WHAT IS ASKED
Set down, word for word, the lines from the one holding "Parse this screenshot: output" to the final line, both included, and skip the pictures.

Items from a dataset
※
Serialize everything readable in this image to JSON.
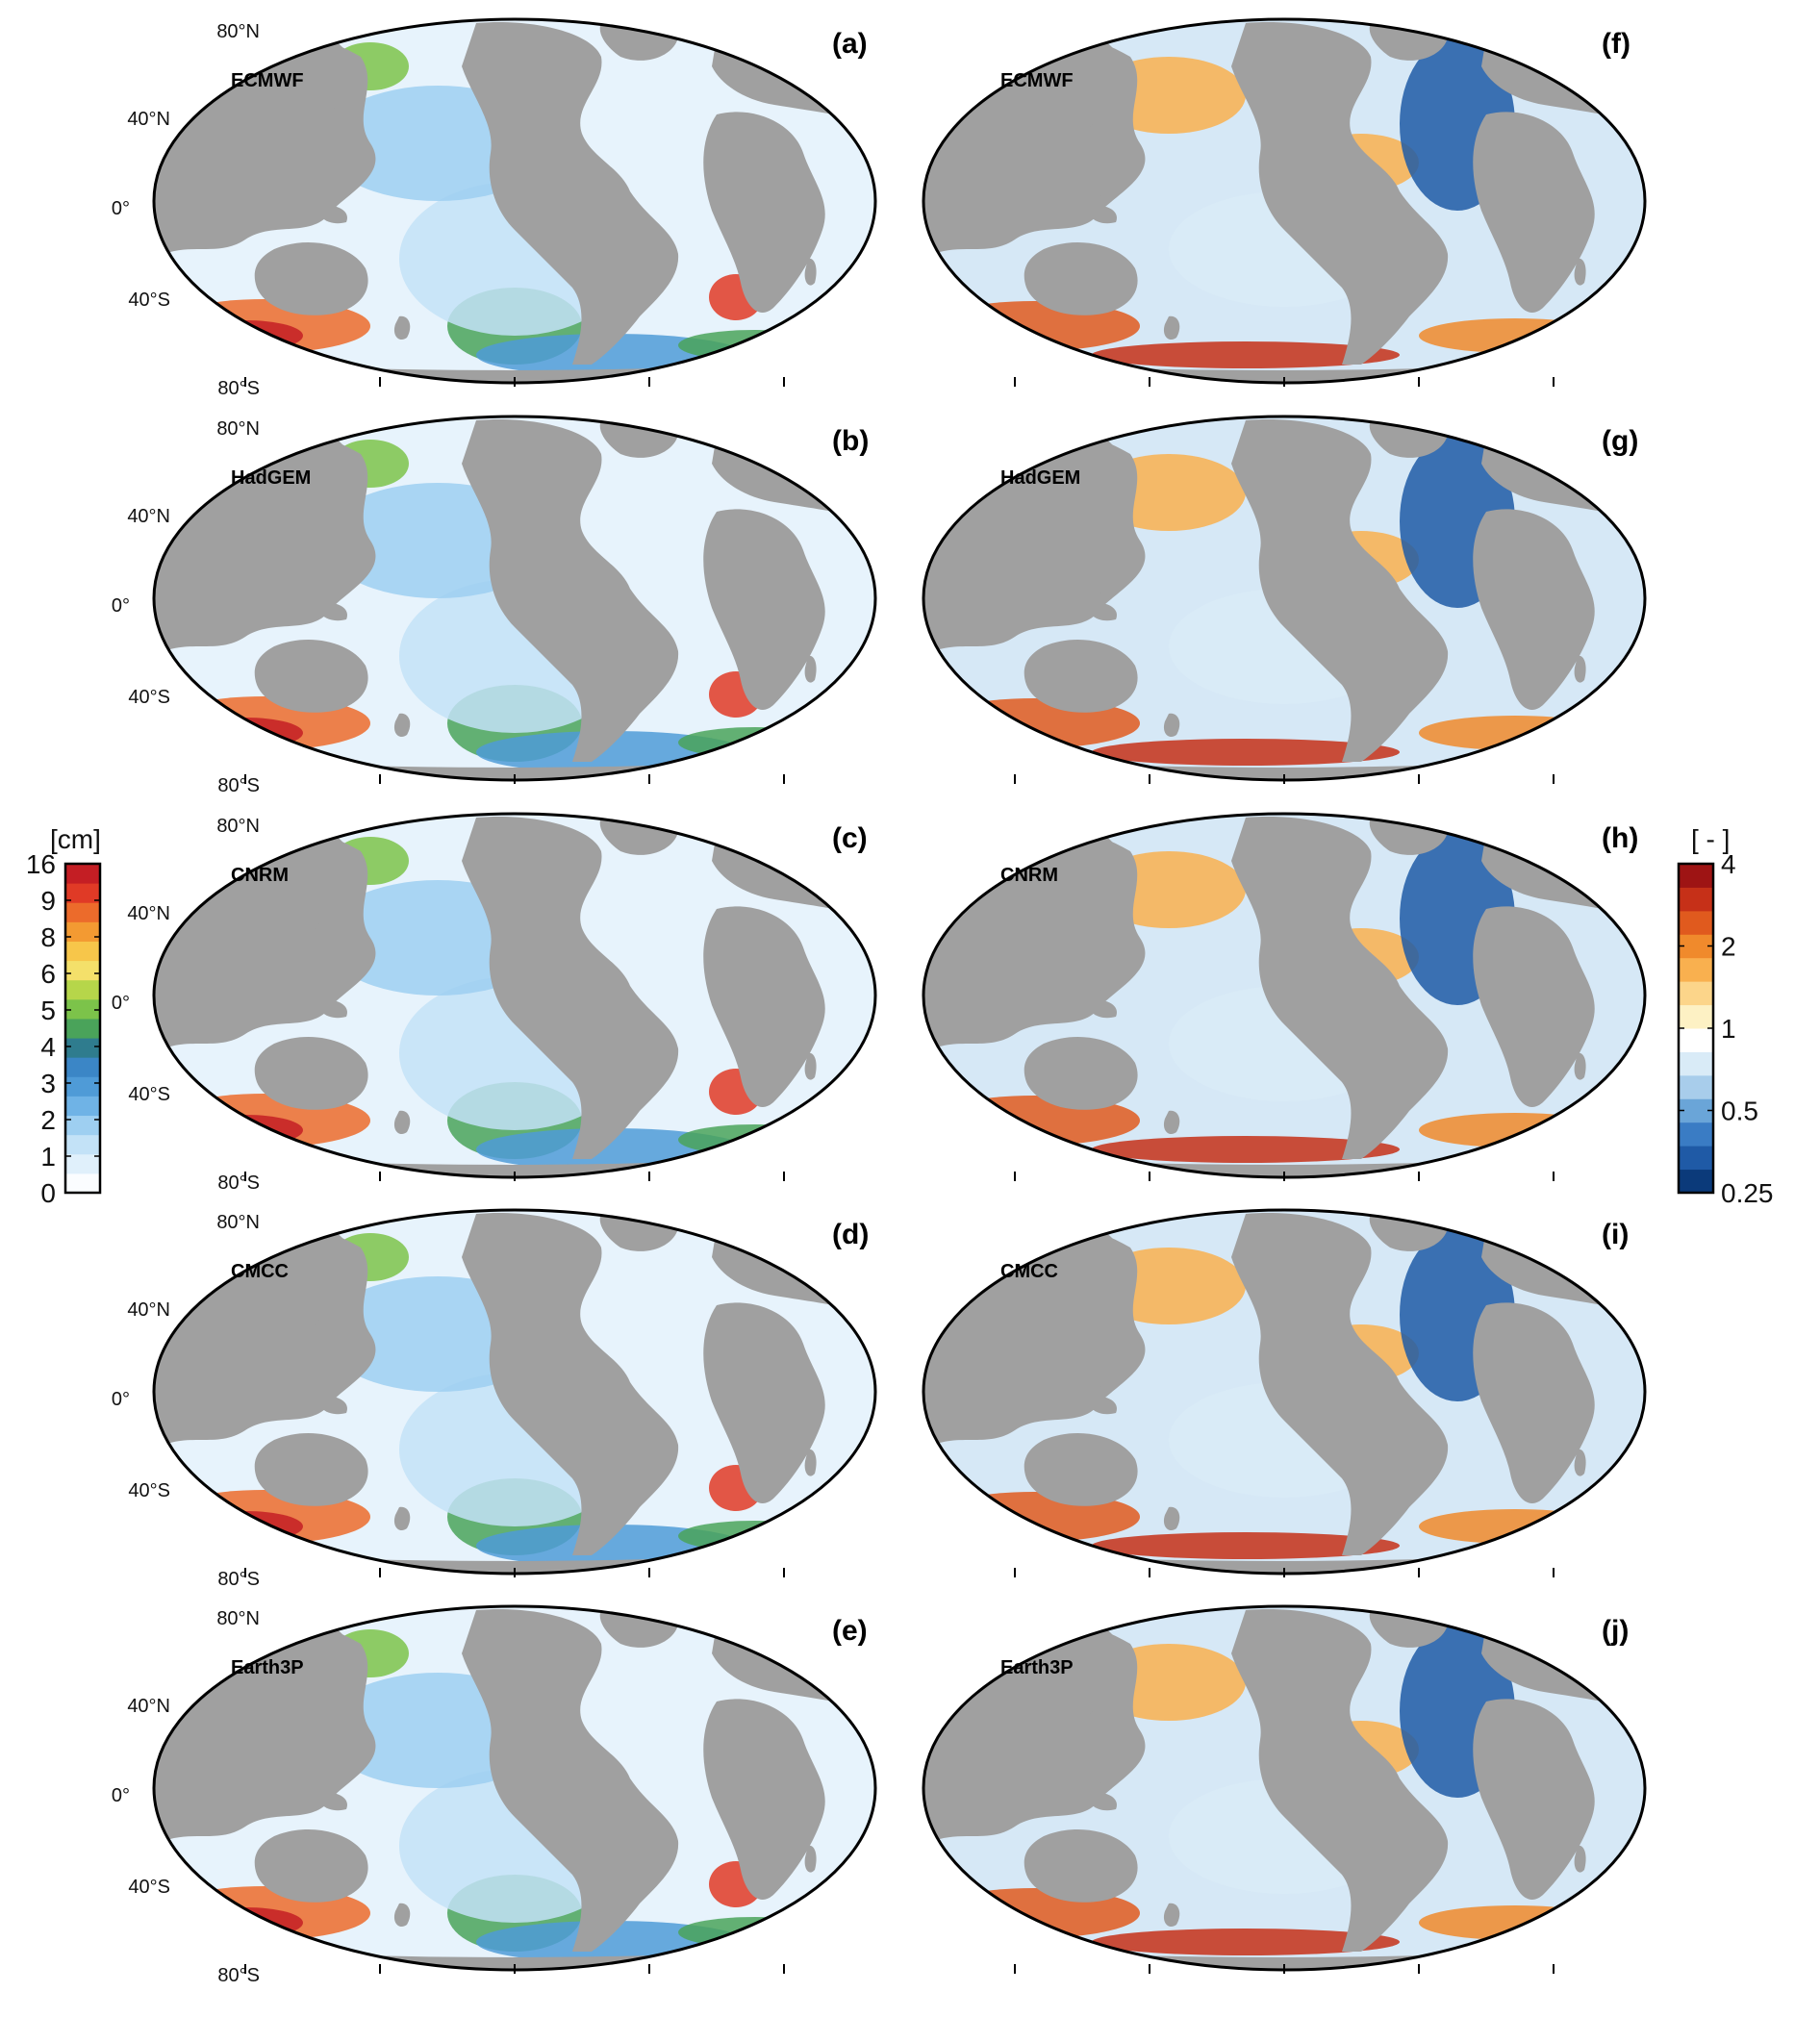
{
  "figure": {
    "lat_labels": [
      "80°N",
      "40°N",
      "0°",
      "40°S",
      "80°S"
    ],
    "panels": [
      {
        "letter": "(a)",
        "model": "ECMWF",
        "quantity": "cm"
      },
      {
        "letter": "(b)",
        "model": "HadGEM",
        "quantity": "cm"
      },
      {
        "letter": "(c)",
        "model": "CNRM",
        "quantity": "cm"
      },
      {
        "letter": "(d)",
        "model": "CMCC",
        "quantity": "cm"
      },
      {
        "letter": "(e)",
        "model": "Earth3P",
        "quantity": "cm"
      },
      {
        "letter": "(f)",
        "model": "ECMWF",
        "quantity": "ratio"
      },
      {
        "letter": "(g)",
        "model": "HadGEM",
        "quantity": "ratio"
      },
      {
        "letter": "(h)",
        "model": "CNRM",
        "quantity": "ratio"
      },
      {
        "letter": "(i)",
        "model": "CMCC",
        "quantity": "ratio"
      },
      {
        "letter": "(j)",
        "model": "Earth3P",
        "quantity": "ratio"
      }
    ],
    "colorbar_left": {
      "unit": "[cm]",
      "ticks": [
        "16",
        "9",
        "8",
        "6",
        "5",
        "4",
        "3",
        "2",
        "1",
        "0"
      ],
      "colors": [
        "#fbfdff",
        "#e0f0fb",
        "#c3e2f7",
        "#9ecff1",
        "#6fb3e6",
        "#4f9bd7",
        "#3b86c6",
        "#2f7c8e",
        "#4aa35a",
        "#7cc34a",
        "#b6d64a",
        "#f4e06a",
        "#f7c64a",
        "#f39a32",
        "#ec6b2b",
        "#e03a26",
        "#c41e24"
      ]
    },
    "colorbar_right": {
      "unit": "[ - ]",
      "ticks": [
        "4",
        "2",
        "1",
        "0.5",
        "0.25"
      ],
      "colors": [
        "#0b3a7a",
        "#1f5aa6",
        "#3a7cc4",
        "#6aa5d8",
        "#a8cdeb",
        "#d9ebf7",
        "#ffffff",
        "#fdf1c4",
        "#fcd58a",
        "#f9b04f",
        "#f08a2c",
        "#e05a1e",
        "#c63018",
        "#9e1414"
      ]
    },
    "colors": {
      "land": "#a0a0a0",
      "ocean_left": "#e7f3fc",
      "ocean_right": "#d6e8f6",
      "coast": "#000000"
    }
  }
}
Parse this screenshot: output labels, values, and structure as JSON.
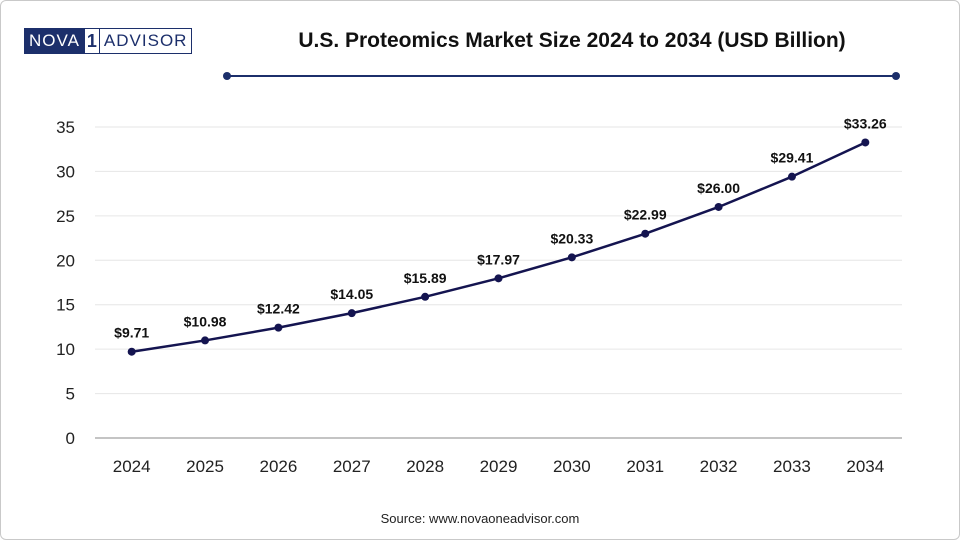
{
  "logo": {
    "part1": "NOVA",
    "mark": "1",
    "part2": "ADVISOR"
  },
  "title": "U.S. Proteomics Market Size 2024 to 2034 (USD Billion)",
  "source": "Source: www.novaoneadvisor.com",
  "colors": {
    "line": "#141450",
    "accent": "#1c2f6b",
    "grid": "#e6e6e6",
    "axis": "#b0b0b0"
  },
  "chart_data": {
    "type": "line",
    "title": "U.S. Proteomics Market Size 2024 to 2034 (USD Billion)",
    "xlabel": "",
    "ylabel": "",
    "categories": [
      "2024",
      "2025",
      "2026",
      "2027",
      "2028",
      "2029",
      "2030",
      "2031",
      "2032",
      "2033",
      "2034"
    ],
    "series": [
      {
        "values": [
          9.71,
          10.98,
          12.42,
          14.05,
          15.89,
          17.97,
          20.33,
          22.99,
          26.0,
          29.41,
          33.26
        ],
        "labels": [
          "$9.71",
          "$10.98",
          "$12.42",
          "$14.05",
          "$15.89",
          "$17.97",
          "$20.33",
          "$22.99",
          "$26.00",
          "$29.41",
          "$33.26"
        ]
      }
    ],
    "ylim": [
      0,
      35
    ],
    "yticks": [
      0,
      5,
      10,
      15,
      20,
      25,
      30,
      35
    ],
    "grid": true,
    "legend": "none"
  }
}
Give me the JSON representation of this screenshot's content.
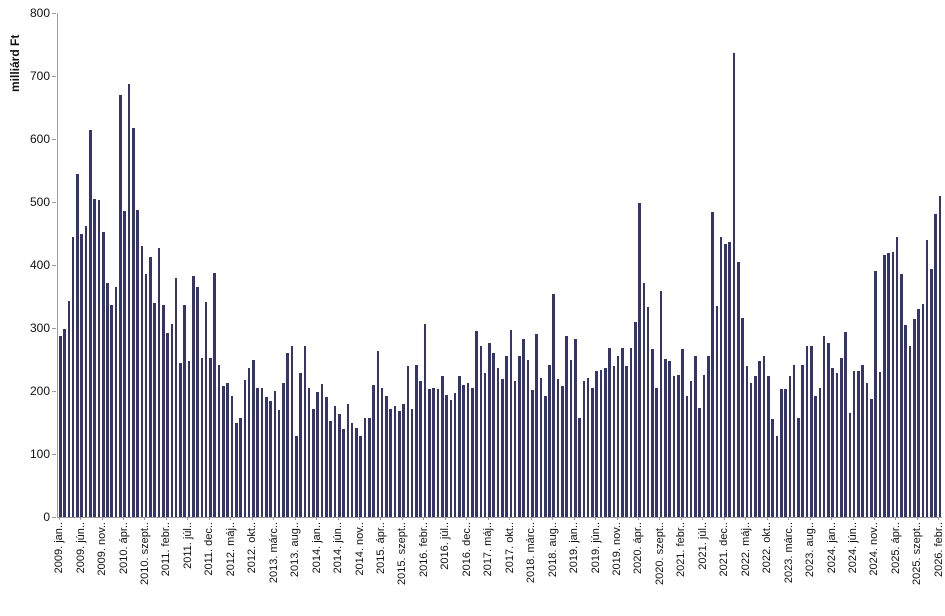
※
TASK SOLUTION
Parse this screenshot: output labels, values, and structure as JSON.
{
  "logo": {
    "part1": "NOVA",
    "mark": "1",
    "part2": "ADVISOR"
  },
  "title": "U.S. Proteomics Market Size 2024 to 2034 (USD Billion)",
  "source": "Source: www.novaoneadvisor.com",
  "colors": {
    "line": "#141450",
    "accent": "#1c2f6b",
    "grid": "#e6e6e6",
    "axis": "#b0b0b0"
  },
  "chart_data": {
    "type": "line",
    "title": "U.S. Proteomics Market Size 2024 to 2034 (USD Billion)",
    "xlabel": "",
    "ylabel": "",
    "categories": [
      "2024",
      "2025",
      "2026",
      "2027",
      "2028",
      "2029",
      "2030",
      "2031",
      "2032",
      "2033",
      "2034"
    ],
    "series": [
      {
        "values": [
          9.71,
          10.98,
          12.42,
          14.05,
          15.89,
          17.97,
          20.33,
          22.99,
          26.0,
          29.41,
          33.26
        ],
        "labels": [
          "$9.71",
          "$10.98",
          "$12.42",
          "$14.05",
          "$15.89",
          "$17.97",
          "$20.33",
          "$22.99",
          "$26.00",
          "$29.41",
          "$33.26"
        ]
      }
    ],
    "ylim": [
      0,
      35
    ],
    "yticks": [
      0,
      5,
      10,
      15,
      20,
      25,
      30,
      35
    ],
    "grid": true,
    "legend": "none"
  }
}
Give me the JSON representation of this screenshot's content.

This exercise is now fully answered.